> PROBLEM
Of the lines in the records that follow, how many include the word "name"? Answer with a bare number.

::::::

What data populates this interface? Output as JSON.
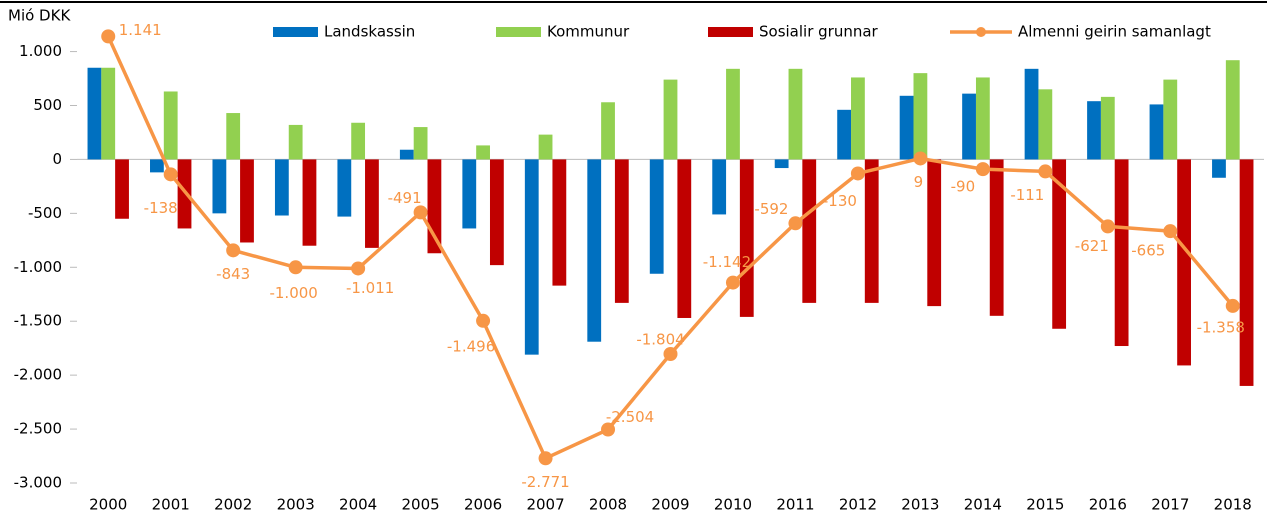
{
  "chart_data": {
    "type": "bar_line",
    "y_axis_label": "Mió DKK",
    "categories": [
      "2000",
      "2001",
      "2002",
      "2003",
      "2004",
      "2005",
      "2006",
      "2007",
      "2008",
      "2009",
      "2010",
      "2011",
      "2012",
      "2013",
      "2014",
      "2015",
      "2016",
      "2017",
      "2018"
    ],
    "series": [
      {
        "name": "Landskassin",
        "type": "bar",
        "color": "#0070c0",
        "values": [
          850,
          -120,
          -500,
          -520,
          -530,
          90,
          -640,
          -1810,
          -1690,
          -1060,
          -510,
          -80,
          460,
          590,
          610,
          840,
          540,
          510,
          -170
        ]
      },
      {
        "name": "Kommunur",
        "type": "bar",
        "color": "#92d050",
        "values": [
          850,
          630,
          430,
          320,
          340,
          300,
          130,
          230,
          530,
          740,
          840,
          840,
          760,
          800,
          760,
          650,
          580,
          740,
          920
        ]
      },
      {
        "name": "Sosialir grunnar",
        "type": "bar",
        "color": "#c00000",
        "values": [
          -550,
          -640,
          -770,
          -800,
          -820,
          -870,
          -980,
          -1170,
          -1330,
          -1470,
          -1460,
          -1330,
          -1330,
          -1360,
          -1450,
          -1570,
          -1730,
          -1910,
          -2100
        ]
      },
      {
        "name": "Almenni geirin samanlagt",
        "type": "line",
        "color": "#f79646",
        "values": [
          1141,
          -138,
          -843,
          -1000,
          -1011,
          -491,
          -1496,
          -2771,
          -2504,
          -1804,
          -1142,
          -592,
          -130,
          9,
          -90,
          -111,
          -621,
          -665,
          -1358
        ],
        "value_labels": [
          "1.141",
          "-138",
          "-843",
          "-1.000",
          "-1.011",
          "-491",
          "-1.496",
          "-2.771",
          "-2.504",
          "-1.804",
          "-1.142",
          "-592",
          "-130",
          "9",
          "-90",
          "-111",
          "-621",
          "-665",
          "-1.358"
        ]
      }
    ],
    "ylim": [
      -3000,
      1200
    ],
    "yticks": [
      {
        "value": 1000,
        "label": "1.000"
      },
      500,
      0,
      -500,
      {
        "value": -1000,
        "label": "-1.000"
      },
      {
        "value": -1500,
        "label": "-1.500"
      },
      {
        "value": -2000,
        "label": "-2.000"
      },
      {
        "value": -2500,
        "label": "-2.500"
      },
      {
        "value": -3000,
        "label": "-3.000"
      }
    ]
  }
}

::::::

> WORKED SOLUTION
4